=== Input material ===

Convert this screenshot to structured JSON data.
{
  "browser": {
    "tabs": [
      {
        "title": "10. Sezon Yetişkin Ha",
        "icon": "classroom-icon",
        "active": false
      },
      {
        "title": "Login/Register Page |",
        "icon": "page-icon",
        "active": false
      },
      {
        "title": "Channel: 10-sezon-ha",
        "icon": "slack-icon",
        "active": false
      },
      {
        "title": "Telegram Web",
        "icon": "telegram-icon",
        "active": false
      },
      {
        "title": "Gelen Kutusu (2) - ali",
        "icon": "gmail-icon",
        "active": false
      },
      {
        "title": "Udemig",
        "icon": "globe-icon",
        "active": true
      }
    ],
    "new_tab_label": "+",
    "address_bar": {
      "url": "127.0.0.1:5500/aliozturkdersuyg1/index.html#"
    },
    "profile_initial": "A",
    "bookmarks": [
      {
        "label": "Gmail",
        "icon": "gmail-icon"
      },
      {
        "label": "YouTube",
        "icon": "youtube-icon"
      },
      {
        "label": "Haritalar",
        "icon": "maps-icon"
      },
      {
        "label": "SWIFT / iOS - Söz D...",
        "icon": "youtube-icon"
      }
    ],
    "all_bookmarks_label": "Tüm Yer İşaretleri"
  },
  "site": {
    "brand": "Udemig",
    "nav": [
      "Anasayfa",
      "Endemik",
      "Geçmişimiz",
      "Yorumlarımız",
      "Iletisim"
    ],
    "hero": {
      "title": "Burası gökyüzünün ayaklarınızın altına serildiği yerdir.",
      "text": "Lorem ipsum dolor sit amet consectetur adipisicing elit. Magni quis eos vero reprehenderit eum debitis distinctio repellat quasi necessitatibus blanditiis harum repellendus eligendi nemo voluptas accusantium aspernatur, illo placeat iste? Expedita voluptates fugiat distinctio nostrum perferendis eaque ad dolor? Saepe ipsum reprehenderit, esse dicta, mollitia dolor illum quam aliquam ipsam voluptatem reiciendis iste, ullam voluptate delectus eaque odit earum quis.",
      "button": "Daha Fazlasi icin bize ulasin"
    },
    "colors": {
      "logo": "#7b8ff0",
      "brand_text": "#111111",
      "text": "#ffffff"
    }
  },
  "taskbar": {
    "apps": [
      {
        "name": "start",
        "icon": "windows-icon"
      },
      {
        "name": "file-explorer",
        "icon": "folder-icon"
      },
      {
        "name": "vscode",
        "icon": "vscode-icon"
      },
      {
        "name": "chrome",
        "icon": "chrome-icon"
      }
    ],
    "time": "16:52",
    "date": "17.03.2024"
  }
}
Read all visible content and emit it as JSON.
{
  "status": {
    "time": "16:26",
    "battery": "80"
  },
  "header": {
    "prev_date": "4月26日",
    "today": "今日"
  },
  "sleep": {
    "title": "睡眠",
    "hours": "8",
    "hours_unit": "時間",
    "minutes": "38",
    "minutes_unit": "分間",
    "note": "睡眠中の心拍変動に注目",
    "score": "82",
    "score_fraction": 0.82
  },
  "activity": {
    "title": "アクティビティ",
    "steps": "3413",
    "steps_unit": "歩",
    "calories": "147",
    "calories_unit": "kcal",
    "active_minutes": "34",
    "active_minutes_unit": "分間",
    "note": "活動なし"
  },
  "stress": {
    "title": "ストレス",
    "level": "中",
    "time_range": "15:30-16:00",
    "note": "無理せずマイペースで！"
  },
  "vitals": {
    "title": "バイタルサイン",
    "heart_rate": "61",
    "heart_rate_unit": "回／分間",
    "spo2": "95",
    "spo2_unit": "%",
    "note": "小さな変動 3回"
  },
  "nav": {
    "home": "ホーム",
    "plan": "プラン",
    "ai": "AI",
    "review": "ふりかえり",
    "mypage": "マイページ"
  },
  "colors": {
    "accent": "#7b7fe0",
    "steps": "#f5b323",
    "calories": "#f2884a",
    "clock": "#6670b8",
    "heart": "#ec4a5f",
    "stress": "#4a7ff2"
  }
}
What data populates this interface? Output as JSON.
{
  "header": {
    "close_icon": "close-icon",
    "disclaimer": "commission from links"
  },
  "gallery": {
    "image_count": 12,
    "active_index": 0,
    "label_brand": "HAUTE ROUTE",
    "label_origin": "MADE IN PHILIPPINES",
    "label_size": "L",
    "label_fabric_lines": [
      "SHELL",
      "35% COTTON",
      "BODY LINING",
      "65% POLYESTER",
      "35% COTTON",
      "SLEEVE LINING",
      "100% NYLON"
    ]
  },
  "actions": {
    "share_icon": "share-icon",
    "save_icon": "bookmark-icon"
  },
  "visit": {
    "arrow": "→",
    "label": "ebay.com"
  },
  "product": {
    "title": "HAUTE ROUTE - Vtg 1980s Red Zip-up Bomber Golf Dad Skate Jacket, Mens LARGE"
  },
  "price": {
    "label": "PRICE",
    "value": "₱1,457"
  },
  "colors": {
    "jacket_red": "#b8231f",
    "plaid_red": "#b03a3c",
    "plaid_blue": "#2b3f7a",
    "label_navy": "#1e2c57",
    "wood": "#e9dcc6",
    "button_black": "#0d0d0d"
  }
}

===

◆ **Stated task**:
Extract each entry in full and write it down exactly.

◆ **Task response**:
Convert this screenshot to structured JSON data.
{
  "browser": {
    "tabs": [
      {
        "title": "10. Sezon Yetişkin Ha",
        "icon": "classroom-icon",
        "active": false
      },
      {
        "title": "Login/Register Page |",
        "icon": "page-icon",
        "active": false
      },
      {
        "title": "Channel: 10-sezon-ha",
        "icon": "slack-icon",
        "active": false
      },
      {
        "title": "Telegram Web",
        "icon": "telegram-icon",
        "active": false
      },
      {
        "title": "Gelen Kutusu (2) - ali",
        "icon": "gmail-icon",
        "active": false
      },
      {
        "title": "Udemig",
        "icon": "globe-icon",
        "active": true
      }
    ],
    "new_tab_label": "+",
    "address_bar": {
      "url": "127.0.0.1:5500/aliozturkdersuyg1/index.html#"
    },
    "profile_initial": "A",
    "bookmarks": [
      {
        "label": "Gmail",
        "icon": "gmail-icon"
      },
      {
        "label": "YouTube",
        "icon": "youtube-icon"
      },
      {
        "label": "Haritalar",
        "icon": "maps-icon"
      },
      {
        "label": "SWIFT / iOS - Söz D...",
        "icon": "youtube-icon"
      }
    ],
    "all_bookmarks_label": "Tüm Yer İşaretleri"
  },
  "site": {
    "brand": "Udemig",
    "nav": [
      "Anasayfa",
      "Endemik",
      "Geçmişimiz",
      "Yorumlarımız",
      "Iletisim"
    ],
    "hero": {
      "title": "Burası gökyüzünün ayaklarınızın altına serildiği yerdir.",
      "text": "Lorem ipsum dolor sit amet consectetur adipisicing elit. Magni quis eos vero reprehenderit eum debitis distinctio repellat quasi necessitatibus blanditiis harum repellendus eligendi nemo voluptas accusantium aspernatur, illo placeat iste? Expedita voluptates fugiat distinctio nostrum perferendis eaque ad dolor? Saepe ipsum reprehenderit, esse dicta, mollitia dolor illum quam aliquam ipsam voluptatem reiciendis iste, ullam voluptate delectus eaque odit earum quis.",
      "button": "Daha Fazlasi icin bize ulasin"
    },
    "colors": {
      "logo": "#7b8ff0",
      "brand_text": "#111111",
      "text": "#ffffff"
    }
  },
  "taskbar": {
    "apps": [
      {
        "name": "start",
        "icon": "windows-icon"
      },
      {
        "name": "file-explorer",
        "icon": "folder-icon"
      },
      {
        "name": "vscode",
        "icon": "vscode-icon"
      },
      {
        "name": "chrome",
        "icon": "chrome-icon"
      }
    ],
    "time": "16:52",
    "date": "17.03.2024"
  }
}
Read all visible content and emit it as JSON.
{
  "status": {
    "time": "16:26",
    "battery": "80"
  },
  "header": {
    "prev_date": "4月26日",
    "today": "今日"
  },
  "sleep": {
    "title": "睡眠",
    "hours": "8",
    "hours_unit": "時間",
    "minutes": "38",
    "minutes_unit": "分間",
    "note": "睡眠中の心拍変動に注目",
    "score": "82",
    "score_fraction": 0.82
  },
  "activity": {
    "title": "アクティビティ",
    "steps": "3413",
    "steps_unit": "歩",
    "calories": "147",
    "calories_unit": "kcal",
    "active_minutes": "34",
    "active_minutes_unit": "分間",
    "note": "活動なし"
  },
  "stress": {
    "title": "ストレス",
    "level": "中",
    "time_range": "15:30-16:00",
    "note": "無理せずマイペースで！"
  },
  "vitals": {
    "title": "バイタルサイン",
    "heart_rate": "61",
    "heart_rate_unit": "回／分間",
    "spo2": "95",
    "spo2_unit": "%",
    "note": "小さな変動 3回"
  },
  "nav": {
    "home": "ホーム",
    "plan": "プラン",
    "ai": "AI",
    "review": "ふりかえり",
    "mypage": "マイページ"
  },
  "colors": {
    "accent": "#7b7fe0",
    "steps": "#f5b323",
    "calories": "#f2884a",
    "clock": "#6670b8",
    "heart": "#ec4a5f",
    "stress": "#4a7ff2"
  }
}
What data populates this interface? Output as JSON.
{
  "header": {
    "close_icon": "close-icon",
    "disclaimer": "commission from links"
  },
  "gallery": {
    "image_count": 12,
    "active_index": 0,
    "label_brand": "HAUTE ROUTE",
    "label_origin": "MADE IN PHILIPPINES",
    "label_size": "L",
    "label_fabric_lines": [
      "SHELL",
      "35% COTTON",
      "BODY LINING",
      "65% POLYESTER",
      "35% COTTON",
      "SLEEVE LINING",
      "100% NYLON"
    ]
  },
  "actions": {
    "share_icon": "share-icon",
    "save_icon": "bookmark-icon"
  },
  "visit": {
    "arrow": "→",
    "label": "ebay.com"
  },
  "product": {
    "title": "HAUTE ROUTE - Vtg 1980s Red Zip-up Bomber Golf Dad Skate Jacket, Mens LARGE"
  },
  "price": {
    "label": "PRICE",
    "value": "₱1,457"
  },
  "colors": {
    "jacket_red": "#b8231f",
    "plaid_red": "#b03a3c",
    "plaid_blue": "#2b3f7a",
    "label_navy": "#1e2c57",
    "wood": "#e9dcc6",
    "button_black": "#0d0d0d"
  }
}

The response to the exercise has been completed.